> [TASK INSTRUCTIONS]:
Print the data exactly, leaving nothing out.

>> Start DATA EXCERPTS

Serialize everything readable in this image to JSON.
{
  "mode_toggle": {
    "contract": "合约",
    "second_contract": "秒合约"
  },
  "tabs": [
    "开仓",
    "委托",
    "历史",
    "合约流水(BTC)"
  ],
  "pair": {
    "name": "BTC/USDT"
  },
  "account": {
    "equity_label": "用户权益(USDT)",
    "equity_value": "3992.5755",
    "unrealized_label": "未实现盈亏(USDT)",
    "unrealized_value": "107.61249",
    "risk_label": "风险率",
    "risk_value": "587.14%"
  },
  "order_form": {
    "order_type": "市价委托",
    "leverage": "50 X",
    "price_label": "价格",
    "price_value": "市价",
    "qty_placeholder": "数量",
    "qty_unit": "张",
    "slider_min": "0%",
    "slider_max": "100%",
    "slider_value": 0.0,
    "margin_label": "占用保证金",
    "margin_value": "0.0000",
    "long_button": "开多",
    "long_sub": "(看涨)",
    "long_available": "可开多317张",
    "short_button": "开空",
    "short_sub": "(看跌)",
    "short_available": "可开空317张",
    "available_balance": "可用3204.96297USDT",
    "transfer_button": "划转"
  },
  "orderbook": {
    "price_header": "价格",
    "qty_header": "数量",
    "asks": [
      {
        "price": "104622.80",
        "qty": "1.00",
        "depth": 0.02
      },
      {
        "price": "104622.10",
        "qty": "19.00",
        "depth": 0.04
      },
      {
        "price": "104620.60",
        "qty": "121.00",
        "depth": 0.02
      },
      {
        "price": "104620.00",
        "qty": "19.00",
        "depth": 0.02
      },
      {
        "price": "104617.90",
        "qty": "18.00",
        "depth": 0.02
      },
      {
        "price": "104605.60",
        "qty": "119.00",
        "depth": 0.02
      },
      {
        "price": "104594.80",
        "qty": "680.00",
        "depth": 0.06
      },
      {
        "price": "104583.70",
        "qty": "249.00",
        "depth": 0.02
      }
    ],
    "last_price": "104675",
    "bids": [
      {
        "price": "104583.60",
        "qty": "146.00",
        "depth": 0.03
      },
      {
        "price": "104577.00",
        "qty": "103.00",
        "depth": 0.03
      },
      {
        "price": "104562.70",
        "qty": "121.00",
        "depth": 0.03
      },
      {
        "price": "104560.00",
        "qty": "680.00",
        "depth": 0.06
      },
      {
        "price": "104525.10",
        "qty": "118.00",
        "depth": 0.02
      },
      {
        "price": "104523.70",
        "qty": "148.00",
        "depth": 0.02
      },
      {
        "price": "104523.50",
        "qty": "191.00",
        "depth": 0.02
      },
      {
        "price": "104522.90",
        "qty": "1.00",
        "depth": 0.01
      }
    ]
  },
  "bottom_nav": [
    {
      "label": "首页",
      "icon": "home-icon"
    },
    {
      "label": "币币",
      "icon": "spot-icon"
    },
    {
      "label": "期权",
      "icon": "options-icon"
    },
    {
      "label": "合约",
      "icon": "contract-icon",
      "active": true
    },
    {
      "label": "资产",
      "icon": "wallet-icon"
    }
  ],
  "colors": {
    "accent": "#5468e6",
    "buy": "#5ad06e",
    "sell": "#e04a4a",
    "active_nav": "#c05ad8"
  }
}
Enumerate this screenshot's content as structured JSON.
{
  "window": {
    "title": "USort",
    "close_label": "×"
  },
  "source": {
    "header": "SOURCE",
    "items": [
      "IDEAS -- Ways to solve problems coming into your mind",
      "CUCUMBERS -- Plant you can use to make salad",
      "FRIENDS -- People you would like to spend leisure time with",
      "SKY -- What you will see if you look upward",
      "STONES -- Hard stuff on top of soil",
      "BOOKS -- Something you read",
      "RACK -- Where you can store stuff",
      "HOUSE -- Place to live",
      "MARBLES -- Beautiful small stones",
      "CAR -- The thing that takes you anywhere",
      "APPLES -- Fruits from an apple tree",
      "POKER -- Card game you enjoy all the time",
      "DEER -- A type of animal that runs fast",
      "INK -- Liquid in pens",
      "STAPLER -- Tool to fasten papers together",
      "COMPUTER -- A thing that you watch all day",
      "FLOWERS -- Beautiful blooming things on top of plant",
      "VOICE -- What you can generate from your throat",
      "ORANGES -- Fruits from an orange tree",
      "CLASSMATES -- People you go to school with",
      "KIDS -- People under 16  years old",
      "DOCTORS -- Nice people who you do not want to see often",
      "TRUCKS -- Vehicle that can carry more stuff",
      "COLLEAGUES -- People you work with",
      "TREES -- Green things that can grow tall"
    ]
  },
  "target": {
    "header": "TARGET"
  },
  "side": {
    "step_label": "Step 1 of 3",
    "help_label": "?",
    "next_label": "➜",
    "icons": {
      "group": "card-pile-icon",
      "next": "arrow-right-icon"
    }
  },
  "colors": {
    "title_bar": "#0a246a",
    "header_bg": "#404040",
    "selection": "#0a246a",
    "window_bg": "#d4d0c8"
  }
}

>> End DATA EXCERPTS

> [RIGHT ANSWER]:
Serialize everything readable in this image to JSON.
{
  "mode_toggle": {
    "contract": "合约",
    "second_contract": "秒合约"
  },
  "tabs": [
    "开仓",
    "委托",
    "历史",
    "合约流水(BTC)"
  ],
  "pair": {
    "name": "BTC/USDT"
  },
  "account": {
    "equity_label": "用户权益(USDT)",
    "equity_value": "3992.5755",
    "unrealized_label": "未实现盈亏(USDT)",
    "unrealized_value": "107.61249",
    "risk_label": "风险率",
    "risk_value": "587.14%"
  },
  "order_form": {
    "order_type": "市价委托",
    "leverage": "50 X",
    "price_label": "价格",
    "price_value": "市价",
    "qty_placeholder": "数量",
    "qty_unit": "张",
    "slider_min": "0%",
    "slider_max": "100%",
    "slider_value": 0.0,
    "margin_label": "占用保证金",
    "margin_value": "0.0000",
    "long_button": "开多",
    "long_sub": "(看涨)",
    "long_available": "可开多317张",
    "short_button": "开空",
    "short_sub": "(看跌)",
    "short_available": "可开空317张",
    "available_balance": "可用3204.96297USDT",
    "transfer_button": "划转"
  },
  "orderbook": {
    "price_header": "价格",
    "qty_header": "数量",
    "asks": [
      {
        "price": "104622.80",
        "qty": "1.00",
        "depth": 0.02
      },
      {
        "price": "104622.10",
        "qty": "19.00",
        "depth": 0.04
      },
      {
        "price": "104620.60",
        "qty": "121.00",
        "depth": 0.02
      },
      {
        "price": "104620.00",
        "qty": "19.00",
        "depth": 0.02
      },
      {
        "price": "104617.90",
        "qty": "18.00",
        "depth": 0.02
      },
      {
        "price": "104605.60",
        "qty": "119.00",
        "depth": 0.02
      },
      {
        "price": "104594.80",
        "qty": "680.00",
        "depth": 0.06
      },
      {
        "price": "104583.70",
        "qty": "249.00",
        "depth": 0.02
      }
    ],
    "last_price": "104675",
    "bids": [
      {
        "price": "104583.60",
        "qty": "146.00",
        "depth": 0.03
      },
      {
        "price": "104577.00",
        "qty": "103.00",
        "depth": 0.03
      },
      {
        "price": "104562.70",
        "qty": "121.00",
        "depth": 0.03
      },
      {
        "price": "104560.00",
        "qty": "680.00",
        "depth": 0.06
      },
      {
        "price": "104525.10",
        "qty": "118.00",
        "depth": 0.02
      },
      {
        "price": "104523.70",
        "qty": "148.00",
        "depth": 0.02
      },
      {
        "price": "104523.50",
        "qty": "191.00",
        "depth": 0.02
      },
      {
        "price": "104522.90",
        "qty": "1.00",
        "depth": 0.01
      }
    ]
  },
  "bottom_nav": [
    {
      "label": "首页",
      "icon": "home-icon"
    },
    {
      "label": "币币",
      "icon": "spot-icon"
    },
    {
      "label": "期权",
      "icon": "options-icon"
    },
    {
      "label": "合约",
      "icon": "contract-icon",
      "active": true
    },
    {
      "label": "资产",
      "icon": "wallet-icon"
    }
  ],
  "colors": {
    "accent": "#5468e6",
    "buy": "#5ad06e",
    "sell": "#e04a4a",
    "active_nav": "#c05ad8"
  }
}
Enumerate this screenshot's content as structured JSON.
{
  "window": {
    "title": "USort",
    "close_label": "×"
  },
  "source": {
    "header": "SOURCE",
    "items": [
      "IDEAS -- Ways to solve problems coming into your mind",
      "CUCUMBERS -- Plant you can use to make salad",
      "FRIENDS -- People you would like to spend leisure time with",
      "SKY -- What you will see if you look upward",
      "STONES -- Hard stuff on top of soil",
      "BOOKS -- Something you read",
      "RACK -- Where you can store stuff",
      "HOUSE -- Place to live",
      "MARBLES -- Beautiful small stones",
      "CAR -- The thing that takes you anywhere",
      "APPLES -- Fruits from an apple tree",
      "POKER -- Card game you enjoy all the time",
      "DEER -- A type of animal that runs fast",
      "INK -- Liquid in pens",
      "STAPLER -- Tool to fasten papers together",
      "COMPUTER -- A thing that you watch all day",
      "FLOWERS -- Beautiful blooming things on top of plant",
      "VOICE -- What you can generate from your throat",
      "ORANGES -- Fruits from an orange tree",
      "CLASSMATES -- People you go to school with",
      "KIDS -- People under 16  years old",
      "DOCTORS -- Nice people who you do not want to see often",
      "TRUCKS -- Vehicle that can carry more stuff",
      "COLLEAGUES -- People you work with",
      "TREES -- Green things that can grow tall"
    ]
  },
  "target": {
    "header": "TARGET"
  },
  "side": {
    "step_label": "Step 1 of 3",
    "help_label": "?",
    "next_label": "➜",
    "icons": {
      "group": "card-pile-icon",
      "next": "arrow-right-icon"
    }
  },
  "colors": {
    "title_bar": "#0a246a",
    "header_bg": "#404040",
    "selection": "#0a246a",
    "window_bg": "#d4d0c8"
  }
}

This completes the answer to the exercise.